== DATASET ROWS ==
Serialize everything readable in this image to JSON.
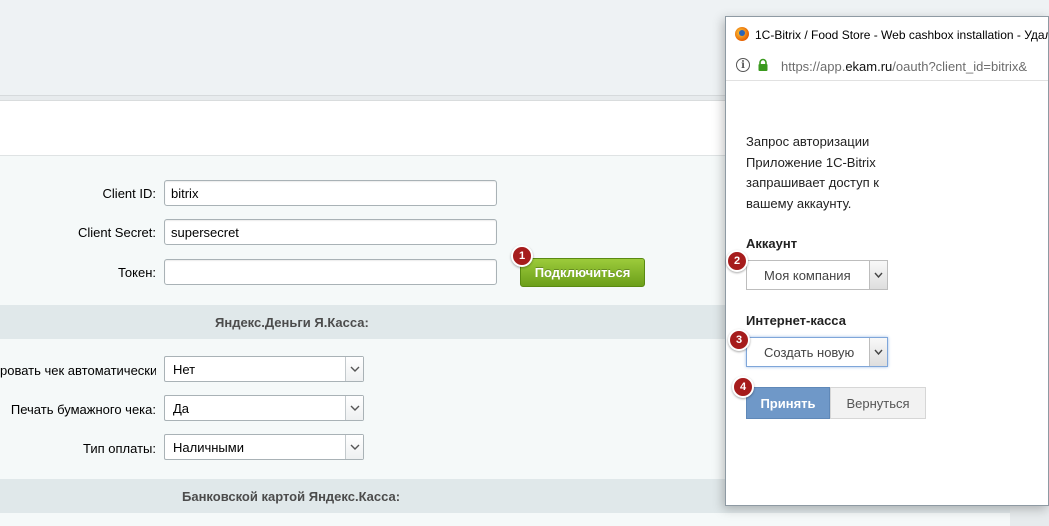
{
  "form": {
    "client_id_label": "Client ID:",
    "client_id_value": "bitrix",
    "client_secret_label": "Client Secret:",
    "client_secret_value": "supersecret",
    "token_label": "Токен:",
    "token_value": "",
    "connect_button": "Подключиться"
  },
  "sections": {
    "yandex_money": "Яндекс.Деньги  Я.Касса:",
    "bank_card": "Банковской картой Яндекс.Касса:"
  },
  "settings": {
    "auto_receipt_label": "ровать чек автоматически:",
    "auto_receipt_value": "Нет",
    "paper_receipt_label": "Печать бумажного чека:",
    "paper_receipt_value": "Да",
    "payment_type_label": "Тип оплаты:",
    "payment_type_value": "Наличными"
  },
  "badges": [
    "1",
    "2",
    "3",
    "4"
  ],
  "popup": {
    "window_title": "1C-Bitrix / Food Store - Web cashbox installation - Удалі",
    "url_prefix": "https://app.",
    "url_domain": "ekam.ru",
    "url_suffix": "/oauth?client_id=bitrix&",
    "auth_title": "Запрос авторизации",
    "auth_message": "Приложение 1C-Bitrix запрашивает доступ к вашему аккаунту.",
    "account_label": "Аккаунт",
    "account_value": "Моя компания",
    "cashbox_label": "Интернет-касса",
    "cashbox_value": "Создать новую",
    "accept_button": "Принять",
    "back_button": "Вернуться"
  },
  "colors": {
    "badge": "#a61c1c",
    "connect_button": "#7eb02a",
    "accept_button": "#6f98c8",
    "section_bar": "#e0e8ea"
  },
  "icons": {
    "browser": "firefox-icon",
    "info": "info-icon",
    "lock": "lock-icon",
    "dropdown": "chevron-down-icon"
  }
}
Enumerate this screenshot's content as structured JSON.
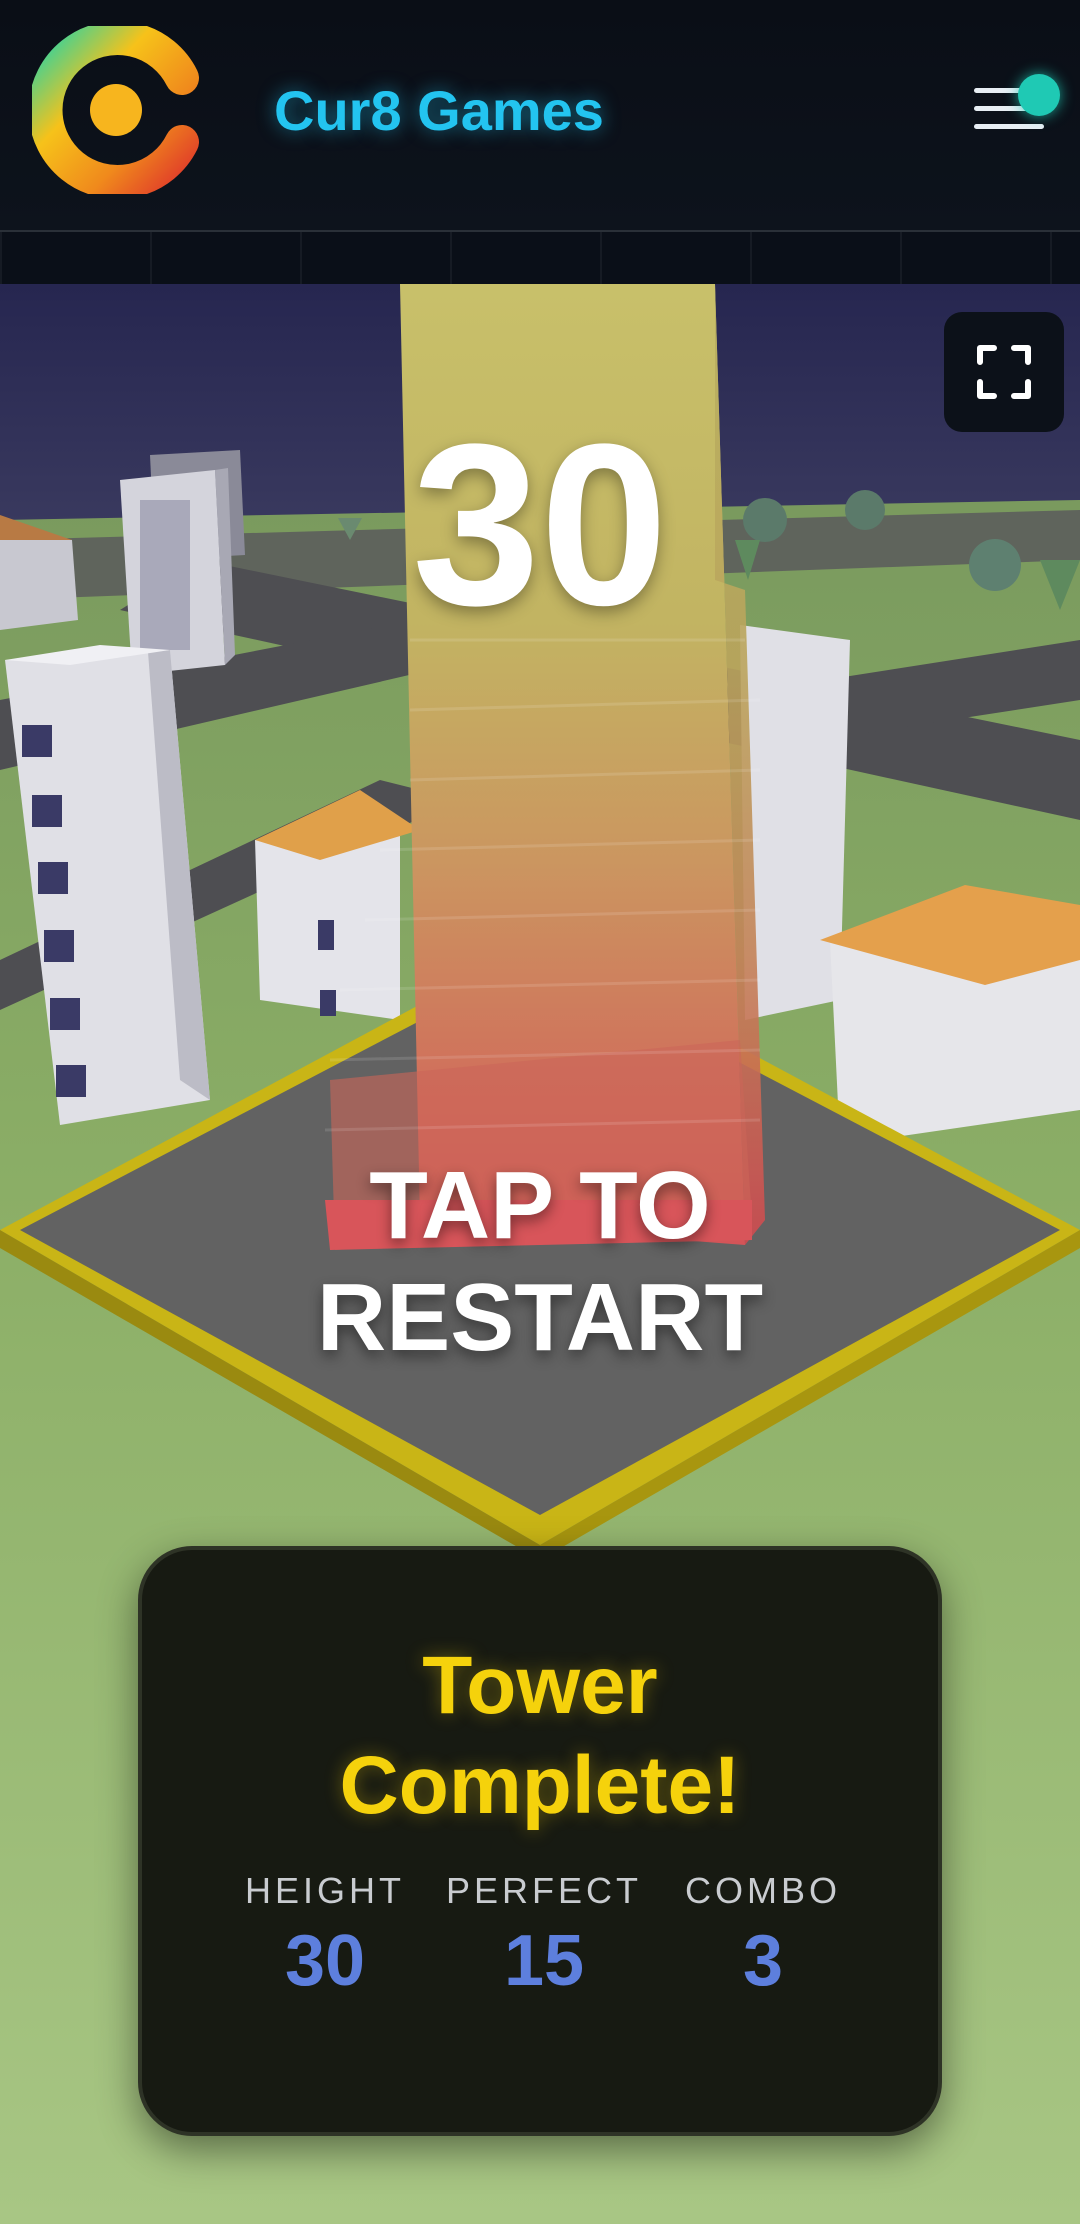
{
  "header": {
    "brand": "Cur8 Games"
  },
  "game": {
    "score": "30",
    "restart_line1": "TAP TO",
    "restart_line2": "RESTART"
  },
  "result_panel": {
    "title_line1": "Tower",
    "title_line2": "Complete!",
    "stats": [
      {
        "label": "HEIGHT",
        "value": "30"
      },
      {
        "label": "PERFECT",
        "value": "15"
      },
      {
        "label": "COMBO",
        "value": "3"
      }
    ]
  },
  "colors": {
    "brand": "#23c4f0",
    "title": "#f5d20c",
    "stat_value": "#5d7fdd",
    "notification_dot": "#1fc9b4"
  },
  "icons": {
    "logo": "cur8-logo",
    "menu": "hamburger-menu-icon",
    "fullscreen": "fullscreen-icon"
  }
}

== EXERCISE GOAL ==
All of the entries above should be duplicated exactly, except for the pictures.

== COMPLETED TASK ==
Serialize everything readable in this image to JSON.
{
  "form": {
    "client_id_label": "Client ID:",
    "client_id_value": "bitrix",
    "client_secret_label": "Client Secret:",
    "client_secret_value": "supersecret",
    "token_label": "Токен:",
    "token_value": "",
    "connect_button": "Подключиться"
  },
  "sections": {
    "yandex_money": "Яндекс.Деньги  Я.Касса:",
    "bank_card": "Банковской картой Яндекс.Касса:"
  },
  "settings": {
    "auto_receipt_label": "ровать чек автоматически:",
    "auto_receipt_value": "Нет",
    "paper_receipt_label": "Печать бумажного чека:",
    "paper_receipt_value": "Да",
    "payment_type_label": "Тип оплаты:",
    "payment_type_value": "Наличными"
  },
  "badges": [
    "1",
    "2",
    "3",
    "4"
  ],
  "popup": {
    "window_title": "1C-Bitrix / Food Store - Web cashbox installation - Удалі",
    "url_prefix": "https://app.",
    "url_domain": "ekam.ru",
    "url_suffix": "/oauth?client_id=bitrix&",
    "auth_title": "Запрос авторизации",
    "auth_message": "Приложение 1C-Bitrix запрашивает доступ к вашему аккаунту.",
    "account_label": "Аккаунт",
    "account_value": "Моя компания",
    "cashbox_label": "Интернет-касса",
    "cashbox_value": "Создать новую",
    "accept_button": "Принять",
    "back_button": "Вернуться"
  },
  "colors": {
    "badge": "#a61c1c",
    "connect_button": "#7eb02a",
    "accept_button": "#6f98c8",
    "section_bar": "#e0e8ea"
  },
  "icons": {
    "browser": "firefox-icon",
    "info": "info-icon",
    "lock": "lock-icon",
    "dropdown": "chevron-down-icon"
  }
}
Enumerate this screenshot's content as structured JSON.
{
  "header": {
    "brand": "Cur8 Games"
  },
  "game": {
    "score": "30",
    "restart_line1": "TAP TO",
    "restart_line2": "RESTART"
  },
  "result_panel": {
    "title_line1": "Tower",
    "title_line2": "Complete!",
    "stats": [
      {
        "label": "HEIGHT",
        "value": "30"
      },
      {
        "label": "PERFECT",
        "value": "15"
      },
      {
        "label": "COMBO",
        "value": "3"
      }
    ]
  },
  "colors": {
    "brand": "#23c4f0",
    "title": "#f5d20c",
    "stat_value": "#5d7fdd",
    "notification_dot": "#1fc9b4"
  },
  "icons": {
    "logo": "cur8-logo",
    "menu": "hamburger-menu-icon",
    "fullscreen": "fullscreen-icon"
  }
}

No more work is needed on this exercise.